## GOAL OF THE EXERCISE:
Return the records, each one exactly as written.

[Extracted records]
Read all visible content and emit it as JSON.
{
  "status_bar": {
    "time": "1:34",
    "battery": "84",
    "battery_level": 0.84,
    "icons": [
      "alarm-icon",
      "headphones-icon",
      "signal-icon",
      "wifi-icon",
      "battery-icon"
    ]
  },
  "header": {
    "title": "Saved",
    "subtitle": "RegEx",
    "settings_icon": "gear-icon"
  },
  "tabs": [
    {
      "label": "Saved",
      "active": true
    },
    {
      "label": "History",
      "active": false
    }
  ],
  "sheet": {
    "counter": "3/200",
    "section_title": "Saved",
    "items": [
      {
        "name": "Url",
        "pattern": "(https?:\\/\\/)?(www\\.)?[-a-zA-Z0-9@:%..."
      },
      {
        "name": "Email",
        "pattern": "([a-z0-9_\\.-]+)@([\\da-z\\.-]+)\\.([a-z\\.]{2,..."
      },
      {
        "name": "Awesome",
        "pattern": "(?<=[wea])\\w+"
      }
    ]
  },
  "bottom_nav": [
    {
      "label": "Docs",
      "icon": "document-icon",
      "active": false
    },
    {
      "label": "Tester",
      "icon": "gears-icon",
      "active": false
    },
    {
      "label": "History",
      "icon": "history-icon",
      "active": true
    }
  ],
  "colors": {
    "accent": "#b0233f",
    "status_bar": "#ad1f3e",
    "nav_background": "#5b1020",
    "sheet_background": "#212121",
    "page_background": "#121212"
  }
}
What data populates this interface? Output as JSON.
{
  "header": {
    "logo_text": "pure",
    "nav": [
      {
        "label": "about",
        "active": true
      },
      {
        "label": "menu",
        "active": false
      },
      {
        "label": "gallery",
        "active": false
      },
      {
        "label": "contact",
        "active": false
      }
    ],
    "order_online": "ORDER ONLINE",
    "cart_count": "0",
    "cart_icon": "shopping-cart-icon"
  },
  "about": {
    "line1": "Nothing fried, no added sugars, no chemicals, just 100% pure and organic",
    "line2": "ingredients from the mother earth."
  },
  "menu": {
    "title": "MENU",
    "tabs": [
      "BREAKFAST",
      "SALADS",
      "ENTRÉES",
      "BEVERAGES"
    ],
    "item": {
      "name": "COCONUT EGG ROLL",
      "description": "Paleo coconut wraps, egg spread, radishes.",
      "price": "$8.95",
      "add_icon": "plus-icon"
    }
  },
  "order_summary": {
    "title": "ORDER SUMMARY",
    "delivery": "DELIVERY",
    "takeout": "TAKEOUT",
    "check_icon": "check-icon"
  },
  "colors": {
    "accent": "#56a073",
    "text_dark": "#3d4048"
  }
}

## REPLY:
Read all visible content and emit it as JSON.
{
  "status_bar": {
    "time": "1:34",
    "battery": "84",
    "battery_level": 0.84,
    "icons": [
      "alarm-icon",
      "headphones-icon",
      "signal-icon",
      "wifi-icon",
      "battery-icon"
    ]
  },
  "header": {
    "title": "Saved",
    "subtitle": "RegEx",
    "settings_icon": "gear-icon"
  },
  "tabs": [
    {
      "label": "Saved",
      "active": true
    },
    {
      "label": "History",
      "active": false
    }
  ],
  "sheet": {
    "counter": "3/200",
    "section_title": "Saved",
    "items": [
      {
        "name": "Url",
        "pattern": "(https?:\\/\\/)?(www\\.)?[-a-zA-Z0-9@:%..."
      },
      {
        "name": "Email",
        "pattern": "([a-z0-9_\\.-]+)@([\\da-z\\.-]+)\\.([a-z\\.]{2,..."
      },
      {
        "name": "Awesome",
        "pattern": "(?<=[wea])\\w+"
      }
    ]
  },
  "bottom_nav": [
    {
      "label": "Docs",
      "icon": "document-icon",
      "active": false
    },
    {
      "label": "Tester",
      "icon": "gears-icon",
      "active": false
    },
    {
      "label": "History",
      "icon": "history-icon",
      "active": true
    }
  ],
  "colors": {
    "accent": "#b0233f",
    "status_bar": "#ad1f3e",
    "nav_background": "#5b1020",
    "sheet_background": "#212121",
    "page_background": "#121212"
  }
}
What data populates this interface? Output as JSON.
{
  "header": {
    "logo_text": "pure",
    "nav": [
      {
        "label": "about",
        "active": true
      },
      {
        "label": "menu",
        "active": false
      },
      {
        "label": "gallery",
        "active": false
      },
      {
        "label": "contact",
        "active": false
      }
    ],
    "order_online": "ORDER ONLINE",
    "cart_count": "0",
    "cart_icon": "shopping-cart-icon"
  },
  "about": {
    "line1": "Nothing fried, no added sugars, no chemicals, just 100% pure and organic",
    "line2": "ingredients from the mother earth."
  },
  "menu": {
    "title": "MENU",
    "tabs": [
      "BREAKFAST",
      "SALADS",
      "ENTRÉES",
      "BEVERAGES"
    ],
    "item": {
      "name": "COCONUT EGG ROLL",
      "description": "Paleo coconut wraps, egg spread, radishes.",
      "price": "$8.95",
      "add_icon": "plus-icon"
    }
  },
  "order_summary": {
    "title": "ORDER SUMMARY",
    "delivery": "DELIVERY",
    "takeout": "TAKEOUT",
    "check_icon": "check-icon"
  },
  "colors": {
    "accent": "#56a073",
    "text_dark": "#3d4048"
  }
}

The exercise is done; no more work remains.